▶ What is required:
Pull each line holding the word "informacyjny" from the data.

--- begin ---

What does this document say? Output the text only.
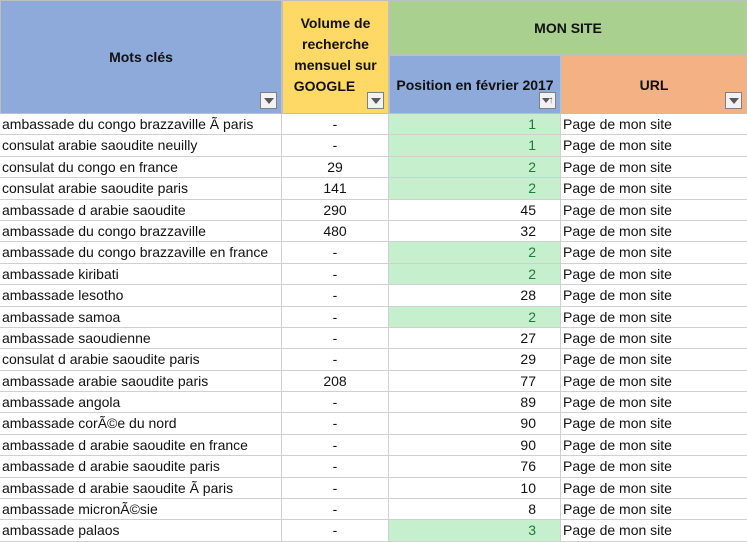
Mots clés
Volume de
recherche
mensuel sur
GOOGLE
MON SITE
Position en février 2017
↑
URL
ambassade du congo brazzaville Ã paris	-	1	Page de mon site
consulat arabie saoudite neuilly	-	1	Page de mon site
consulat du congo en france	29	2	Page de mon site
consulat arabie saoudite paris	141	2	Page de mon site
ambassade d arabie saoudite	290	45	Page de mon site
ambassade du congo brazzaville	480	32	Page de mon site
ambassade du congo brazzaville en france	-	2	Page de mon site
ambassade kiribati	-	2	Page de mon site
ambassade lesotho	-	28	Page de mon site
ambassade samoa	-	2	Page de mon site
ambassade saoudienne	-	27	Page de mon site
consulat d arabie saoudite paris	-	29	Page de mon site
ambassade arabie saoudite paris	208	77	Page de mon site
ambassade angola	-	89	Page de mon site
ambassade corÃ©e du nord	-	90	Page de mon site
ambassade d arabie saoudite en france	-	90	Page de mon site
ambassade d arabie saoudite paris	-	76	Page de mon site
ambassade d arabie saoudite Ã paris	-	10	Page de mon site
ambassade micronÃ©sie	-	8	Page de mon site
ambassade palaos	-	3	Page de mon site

--- end ---
--- begin ---

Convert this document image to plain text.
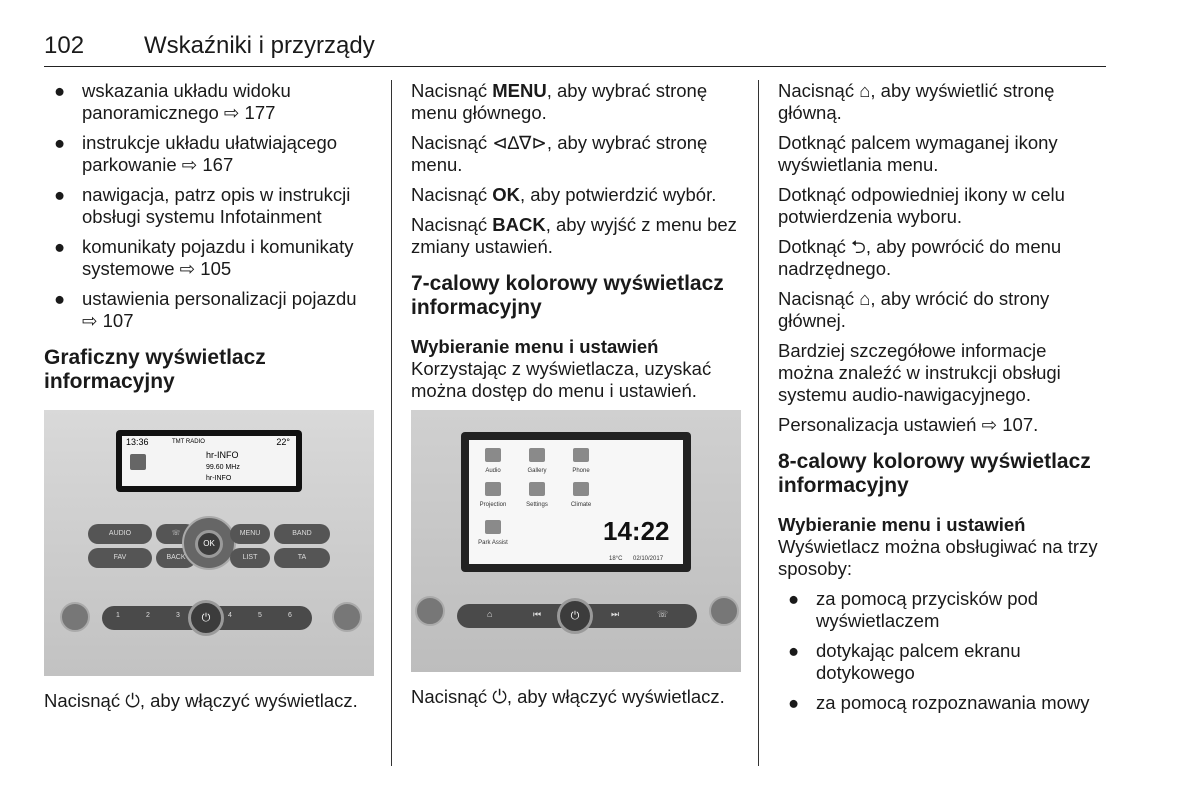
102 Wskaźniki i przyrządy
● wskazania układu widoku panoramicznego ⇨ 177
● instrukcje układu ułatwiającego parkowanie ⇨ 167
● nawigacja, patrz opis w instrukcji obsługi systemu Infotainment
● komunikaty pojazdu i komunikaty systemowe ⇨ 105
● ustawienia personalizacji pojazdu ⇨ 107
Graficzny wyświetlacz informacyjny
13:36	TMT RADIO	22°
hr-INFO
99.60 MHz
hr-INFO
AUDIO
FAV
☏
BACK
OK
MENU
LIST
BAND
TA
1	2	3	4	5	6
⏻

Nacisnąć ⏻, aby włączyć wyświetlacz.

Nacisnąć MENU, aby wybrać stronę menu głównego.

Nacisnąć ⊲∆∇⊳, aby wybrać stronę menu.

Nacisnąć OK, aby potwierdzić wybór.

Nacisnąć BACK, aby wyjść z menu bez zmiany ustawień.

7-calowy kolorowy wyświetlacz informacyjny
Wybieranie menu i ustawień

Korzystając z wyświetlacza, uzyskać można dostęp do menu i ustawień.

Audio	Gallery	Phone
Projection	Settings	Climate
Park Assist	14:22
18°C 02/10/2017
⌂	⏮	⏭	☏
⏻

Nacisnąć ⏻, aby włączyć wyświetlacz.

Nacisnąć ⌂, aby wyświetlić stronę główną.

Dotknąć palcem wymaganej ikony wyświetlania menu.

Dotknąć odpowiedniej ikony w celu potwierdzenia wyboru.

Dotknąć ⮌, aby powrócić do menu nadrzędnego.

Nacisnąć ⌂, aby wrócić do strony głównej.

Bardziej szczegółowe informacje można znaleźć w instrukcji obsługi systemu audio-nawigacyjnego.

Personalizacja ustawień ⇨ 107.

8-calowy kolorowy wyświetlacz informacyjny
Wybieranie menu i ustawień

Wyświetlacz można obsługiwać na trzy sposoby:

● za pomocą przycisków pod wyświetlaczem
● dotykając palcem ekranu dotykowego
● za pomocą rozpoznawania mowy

--- end ---

▶ In response:
Graficzny wyświetlacz informacyjny
7-calowy kolorowy wyświetlacz informacyjny
8-calowy kolorowy wyświetlacz informacyjny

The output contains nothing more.